Begin Listed entries

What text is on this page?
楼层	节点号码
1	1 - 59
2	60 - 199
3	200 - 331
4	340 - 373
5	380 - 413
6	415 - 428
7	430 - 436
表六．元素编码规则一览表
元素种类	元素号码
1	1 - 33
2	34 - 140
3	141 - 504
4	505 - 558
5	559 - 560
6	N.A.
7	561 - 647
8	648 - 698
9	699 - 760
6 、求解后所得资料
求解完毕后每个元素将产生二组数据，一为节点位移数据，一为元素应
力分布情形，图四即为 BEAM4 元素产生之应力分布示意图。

End Listed entries

• Exercise prompt: Write every entry out again exactly.

• Answer:
What text is on this page?
楼层	节点号码
1	1 - 59
2	60 - 199
3	200 - 331
4	340 - 373
5	380 - 413
6	415 - 428
7	430 - 436
表六．元素编码规则一览表
元素种类	元素号码
1	1 - 33
2	34 - 140
3	141 - 504
4	505 - 558
5	559 - 560
6	N.A.
7	561 - 647
8	648 - 698
9	699 - 760
6 、求解后所得资料
求解完毕后每个元素将产生二组数据，一为节点位移数据，一为元素应
力分布情形，图四即为 BEAM4 元素产生之应力分布示意图。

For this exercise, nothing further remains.